→ What to work on
Word for word, give the material below again, minus any images.

→ Given records
□ □ □

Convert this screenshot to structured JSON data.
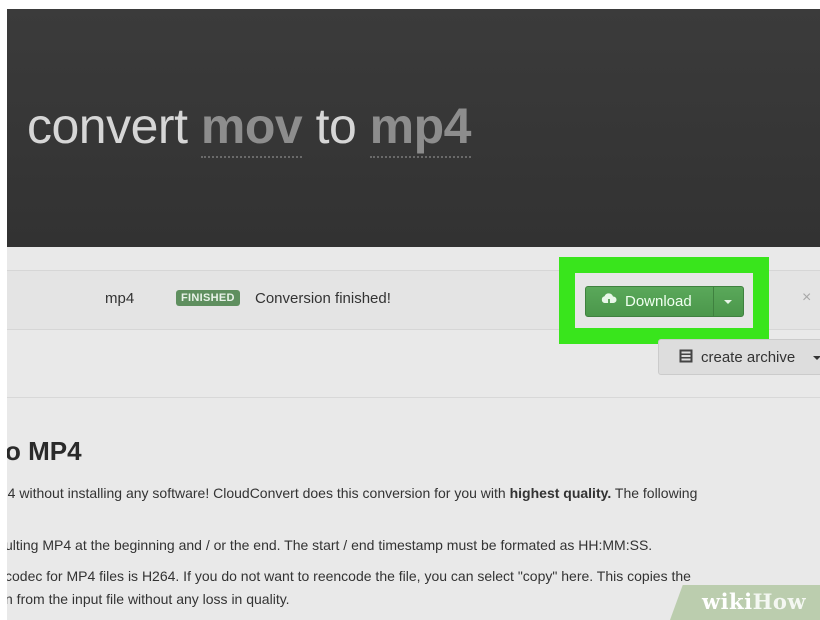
{
  "hero": {
    "title_part1": "convert ",
    "source_format": "mov",
    "title_part2": " to ",
    "target_format": "mp4"
  },
  "conversion": {
    "format": "mp4",
    "badge": "FINISHED",
    "status": "Conversion finished!",
    "download_label": "Download",
    "close_symbol": "×",
    "highlight_color": "#39e51c",
    "button_color": "#4f9e4f"
  },
  "archive": {
    "label": "create archive"
  },
  "content": {
    "heading": "o MP4",
    "line1_pre": "'4 without installing any software! CloudConvert does this conversion for you with ",
    "line1_bold": "highest quality.",
    "line1_post": " The following",
    "line2": "ulting MP4 at the beginning and / or the end. The start / end timestamp must be formated as HH:MM:SS.",
    "line3": " codec for MP4 files is H264. If you do not want to reencode the file, you can select \"copy\" here. This copies the",
    "line4": "n from the input file without any loss in quality."
  },
  "watermark": {
    "part1": "wiki",
    "part2": "How"
  },
  "icons": [
    "cloud-download-icon",
    "chevron-down-icon",
    "close-icon",
    "archive-icon"
  ]
}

□ □ □

→ Solution to this problem
Convert this screenshot to structured JSON data.
{
  "hero": {
    "title_part1": "convert ",
    "source_format": "mov",
    "title_part2": " to ",
    "target_format": "mp4"
  },
  "conversion": {
    "format": "mp4",
    "badge": "FINISHED",
    "status": "Conversion finished!",
    "download_label": "Download",
    "close_symbol": "×",
    "highlight_color": "#39e51c",
    "button_color": "#4f9e4f"
  },
  "archive": {
    "label": "create archive"
  },
  "content": {
    "heading": "o MP4",
    "line1_pre": "'4 without installing any software! CloudConvert does this conversion for you with ",
    "line1_bold": "highest quality.",
    "line1_post": " The following",
    "line2": "ulting MP4 at the beginning and / or the end. The start / end timestamp must be formated as HH:MM:SS.",
    "line3": " codec for MP4 files is H264. If you do not want to reencode the file, you can select \"copy\" here. This copies the",
    "line4": "n from the input file without any loss in quality."
  },
  "watermark": {
    "part1": "wiki",
    "part2": "How"
  },
  "icons": [
    "cloud-download-icon",
    "chevron-down-icon",
    "close-icon",
    "archive-icon"
  ]
}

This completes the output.